____ EXTRACTED DATA

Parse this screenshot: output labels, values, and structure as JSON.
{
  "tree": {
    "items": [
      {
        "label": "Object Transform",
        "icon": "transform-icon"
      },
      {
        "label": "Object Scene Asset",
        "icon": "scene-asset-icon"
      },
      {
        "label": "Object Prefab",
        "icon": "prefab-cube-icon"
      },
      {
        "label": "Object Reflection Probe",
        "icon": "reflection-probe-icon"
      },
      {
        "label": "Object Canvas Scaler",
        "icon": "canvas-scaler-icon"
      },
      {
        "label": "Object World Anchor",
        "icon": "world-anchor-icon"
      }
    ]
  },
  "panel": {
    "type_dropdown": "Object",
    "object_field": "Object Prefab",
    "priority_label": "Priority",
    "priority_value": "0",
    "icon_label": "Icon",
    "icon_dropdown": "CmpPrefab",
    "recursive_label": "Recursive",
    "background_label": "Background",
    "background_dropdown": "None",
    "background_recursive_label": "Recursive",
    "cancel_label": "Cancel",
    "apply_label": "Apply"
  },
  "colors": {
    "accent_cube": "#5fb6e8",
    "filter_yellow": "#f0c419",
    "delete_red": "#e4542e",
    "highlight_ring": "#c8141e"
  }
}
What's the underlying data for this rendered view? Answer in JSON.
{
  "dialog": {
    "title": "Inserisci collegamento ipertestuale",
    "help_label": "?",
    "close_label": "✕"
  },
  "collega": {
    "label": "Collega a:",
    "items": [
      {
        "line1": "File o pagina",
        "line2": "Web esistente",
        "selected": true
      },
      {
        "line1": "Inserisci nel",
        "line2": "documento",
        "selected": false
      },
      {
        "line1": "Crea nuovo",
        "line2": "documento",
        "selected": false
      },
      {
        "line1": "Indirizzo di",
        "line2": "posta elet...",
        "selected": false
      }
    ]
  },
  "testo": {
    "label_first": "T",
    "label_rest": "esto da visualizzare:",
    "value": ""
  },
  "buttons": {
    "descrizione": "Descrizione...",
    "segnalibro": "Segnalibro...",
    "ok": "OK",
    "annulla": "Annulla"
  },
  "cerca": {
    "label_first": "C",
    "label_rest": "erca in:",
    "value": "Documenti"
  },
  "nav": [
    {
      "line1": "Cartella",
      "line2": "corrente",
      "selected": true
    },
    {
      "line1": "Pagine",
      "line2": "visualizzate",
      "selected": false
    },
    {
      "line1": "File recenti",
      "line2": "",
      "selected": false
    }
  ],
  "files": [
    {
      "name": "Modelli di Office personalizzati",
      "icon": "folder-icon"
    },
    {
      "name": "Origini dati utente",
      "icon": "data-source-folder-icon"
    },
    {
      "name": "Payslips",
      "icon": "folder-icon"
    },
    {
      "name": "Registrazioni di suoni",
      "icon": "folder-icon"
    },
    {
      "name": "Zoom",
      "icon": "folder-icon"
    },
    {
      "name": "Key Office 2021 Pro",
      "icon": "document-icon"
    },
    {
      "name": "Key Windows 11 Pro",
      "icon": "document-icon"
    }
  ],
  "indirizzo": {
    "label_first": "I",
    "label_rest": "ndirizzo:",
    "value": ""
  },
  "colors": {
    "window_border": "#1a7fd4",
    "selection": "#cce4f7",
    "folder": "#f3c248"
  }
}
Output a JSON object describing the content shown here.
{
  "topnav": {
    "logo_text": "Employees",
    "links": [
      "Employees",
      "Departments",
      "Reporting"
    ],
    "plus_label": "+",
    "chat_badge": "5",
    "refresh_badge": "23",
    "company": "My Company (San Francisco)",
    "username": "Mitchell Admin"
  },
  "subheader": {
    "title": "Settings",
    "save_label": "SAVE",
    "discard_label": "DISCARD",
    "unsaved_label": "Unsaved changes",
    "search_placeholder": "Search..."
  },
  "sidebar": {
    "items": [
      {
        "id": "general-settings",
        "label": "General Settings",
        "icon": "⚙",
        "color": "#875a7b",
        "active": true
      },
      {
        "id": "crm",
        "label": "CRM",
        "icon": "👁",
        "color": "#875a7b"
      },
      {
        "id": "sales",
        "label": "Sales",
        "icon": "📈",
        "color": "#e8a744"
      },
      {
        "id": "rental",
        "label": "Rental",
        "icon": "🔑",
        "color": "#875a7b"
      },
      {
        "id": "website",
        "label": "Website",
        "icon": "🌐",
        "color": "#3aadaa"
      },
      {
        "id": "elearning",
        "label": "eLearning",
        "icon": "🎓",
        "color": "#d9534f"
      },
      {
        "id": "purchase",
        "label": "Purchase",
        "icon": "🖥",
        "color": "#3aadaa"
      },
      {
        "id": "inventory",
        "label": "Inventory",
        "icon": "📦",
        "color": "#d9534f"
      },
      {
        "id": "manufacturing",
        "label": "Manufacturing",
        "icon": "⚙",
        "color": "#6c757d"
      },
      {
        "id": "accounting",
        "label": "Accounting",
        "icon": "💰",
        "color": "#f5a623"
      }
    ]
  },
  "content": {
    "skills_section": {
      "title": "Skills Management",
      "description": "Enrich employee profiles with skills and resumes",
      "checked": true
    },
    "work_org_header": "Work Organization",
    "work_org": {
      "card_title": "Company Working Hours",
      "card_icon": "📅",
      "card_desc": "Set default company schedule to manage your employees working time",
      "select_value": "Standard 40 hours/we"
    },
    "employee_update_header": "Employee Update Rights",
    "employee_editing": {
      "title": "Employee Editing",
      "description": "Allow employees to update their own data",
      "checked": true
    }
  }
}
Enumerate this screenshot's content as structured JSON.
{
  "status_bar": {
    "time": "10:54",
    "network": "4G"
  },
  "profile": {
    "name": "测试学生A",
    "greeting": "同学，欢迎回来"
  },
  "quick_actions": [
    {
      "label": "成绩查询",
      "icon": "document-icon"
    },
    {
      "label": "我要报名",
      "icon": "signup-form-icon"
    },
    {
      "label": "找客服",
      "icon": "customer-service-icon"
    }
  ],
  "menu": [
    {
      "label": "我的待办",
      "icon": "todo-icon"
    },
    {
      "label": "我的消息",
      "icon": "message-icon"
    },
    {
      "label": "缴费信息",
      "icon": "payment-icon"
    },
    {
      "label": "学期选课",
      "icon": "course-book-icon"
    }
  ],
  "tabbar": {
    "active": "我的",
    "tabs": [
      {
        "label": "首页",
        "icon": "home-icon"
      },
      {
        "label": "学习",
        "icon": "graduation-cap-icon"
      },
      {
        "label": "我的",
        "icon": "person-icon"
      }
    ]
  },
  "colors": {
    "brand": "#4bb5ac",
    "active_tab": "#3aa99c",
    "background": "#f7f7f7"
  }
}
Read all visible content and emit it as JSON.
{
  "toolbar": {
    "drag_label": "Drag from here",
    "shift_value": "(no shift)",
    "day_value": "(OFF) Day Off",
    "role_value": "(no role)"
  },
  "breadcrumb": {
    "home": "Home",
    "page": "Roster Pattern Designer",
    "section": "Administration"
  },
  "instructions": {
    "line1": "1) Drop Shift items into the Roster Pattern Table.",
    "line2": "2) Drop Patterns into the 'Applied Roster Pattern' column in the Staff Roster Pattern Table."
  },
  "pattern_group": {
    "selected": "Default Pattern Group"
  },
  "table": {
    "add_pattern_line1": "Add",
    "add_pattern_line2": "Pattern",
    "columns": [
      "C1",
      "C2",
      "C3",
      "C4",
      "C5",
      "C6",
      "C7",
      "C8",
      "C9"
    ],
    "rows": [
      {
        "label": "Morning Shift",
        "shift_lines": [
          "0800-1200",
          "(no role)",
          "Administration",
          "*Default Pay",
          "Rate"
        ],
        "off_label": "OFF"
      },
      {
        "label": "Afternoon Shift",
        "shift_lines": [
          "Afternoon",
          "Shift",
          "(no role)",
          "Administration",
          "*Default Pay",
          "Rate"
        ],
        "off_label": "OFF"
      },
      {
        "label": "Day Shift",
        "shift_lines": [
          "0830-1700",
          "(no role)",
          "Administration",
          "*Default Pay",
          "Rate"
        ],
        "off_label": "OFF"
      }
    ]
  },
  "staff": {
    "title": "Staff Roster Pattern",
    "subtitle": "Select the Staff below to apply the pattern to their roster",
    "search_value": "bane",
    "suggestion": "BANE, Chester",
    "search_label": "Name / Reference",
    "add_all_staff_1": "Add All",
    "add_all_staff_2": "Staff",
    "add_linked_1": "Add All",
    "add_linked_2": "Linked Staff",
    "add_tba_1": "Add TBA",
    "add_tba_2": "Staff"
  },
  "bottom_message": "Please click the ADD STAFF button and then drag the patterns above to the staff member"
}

________

Identify the lines in the records above that contain the word "true", then state how many there are and nothing more.

5